(Part of a data file)
________

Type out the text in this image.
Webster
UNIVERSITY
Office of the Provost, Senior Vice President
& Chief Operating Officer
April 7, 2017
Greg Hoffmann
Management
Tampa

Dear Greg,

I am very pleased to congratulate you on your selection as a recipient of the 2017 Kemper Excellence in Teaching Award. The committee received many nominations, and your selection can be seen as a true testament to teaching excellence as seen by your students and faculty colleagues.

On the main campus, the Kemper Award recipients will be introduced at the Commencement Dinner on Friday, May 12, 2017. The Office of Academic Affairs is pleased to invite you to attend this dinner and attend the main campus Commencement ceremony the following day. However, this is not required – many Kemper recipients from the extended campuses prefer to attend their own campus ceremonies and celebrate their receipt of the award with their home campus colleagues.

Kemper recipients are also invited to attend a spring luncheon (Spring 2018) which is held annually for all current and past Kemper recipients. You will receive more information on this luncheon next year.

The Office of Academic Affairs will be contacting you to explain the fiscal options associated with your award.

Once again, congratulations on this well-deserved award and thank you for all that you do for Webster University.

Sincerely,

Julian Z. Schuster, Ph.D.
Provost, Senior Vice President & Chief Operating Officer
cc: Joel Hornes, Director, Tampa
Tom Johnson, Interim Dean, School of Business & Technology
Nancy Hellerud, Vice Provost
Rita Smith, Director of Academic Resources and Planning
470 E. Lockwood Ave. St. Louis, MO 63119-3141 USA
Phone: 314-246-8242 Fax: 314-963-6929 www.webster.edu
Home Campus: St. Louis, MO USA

________

- _What is being asked_
Copy out every entry again, exactly as it was given.

- _Correct response_
Type out the text in this image.
Webster
UNIVERSITY
Office of the Provost, Senior Vice President
& Chief Operating Officer
April 7, 2017
Greg Hoffmann
Management
Tampa

Dear Greg,

I am very pleased to congratulate you on your selection as a recipient of the 2017 Kemper Excellence in Teaching Award. The committee received many nominations, and your selection can be seen as a true testament to teaching excellence as seen by your students and faculty colleagues.

On the main campus, the Kemper Award recipients will be introduced at the Commencement Dinner on Friday, May 12, 2017. The Office of Academic Affairs is pleased to invite you to attend this dinner and attend the main campus Commencement ceremony the following day. However, this is not required – many Kemper recipients from the extended campuses prefer to attend their own campus ceremonies and celebrate their receipt of the award with their home campus colleagues.

Kemper recipients are also invited to attend a spring luncheon (Spring 2018) which is held annually for all current and past Kemper recipients. You will receive more information on this luncheon next year.

The Office of Academic Affairs will be contacting you to explain the fiscal options associated with your award.

Once again, congratulations on this well-deserved award and thank you for all that you do for Webster University.

Sincerely,

Julian Z. Schuster, Ph.D.
Provost, Senior Vice President & Chief Operating Officer
cc: Joel Hornes, Director, Tampa
Tom Johnson, Interim Dean, School of Business & Technology
Nancy Hellerud, Vice Provost
Rita Smith, Director of Academic Resources and Planning
470 E. Lockwood Ave. St. Louis, MO 63119-3141 USA
Phone: 314-246-8242 Fax: 314-963-6929 www.webster.edu
Home Campus: St. Louis, MO USA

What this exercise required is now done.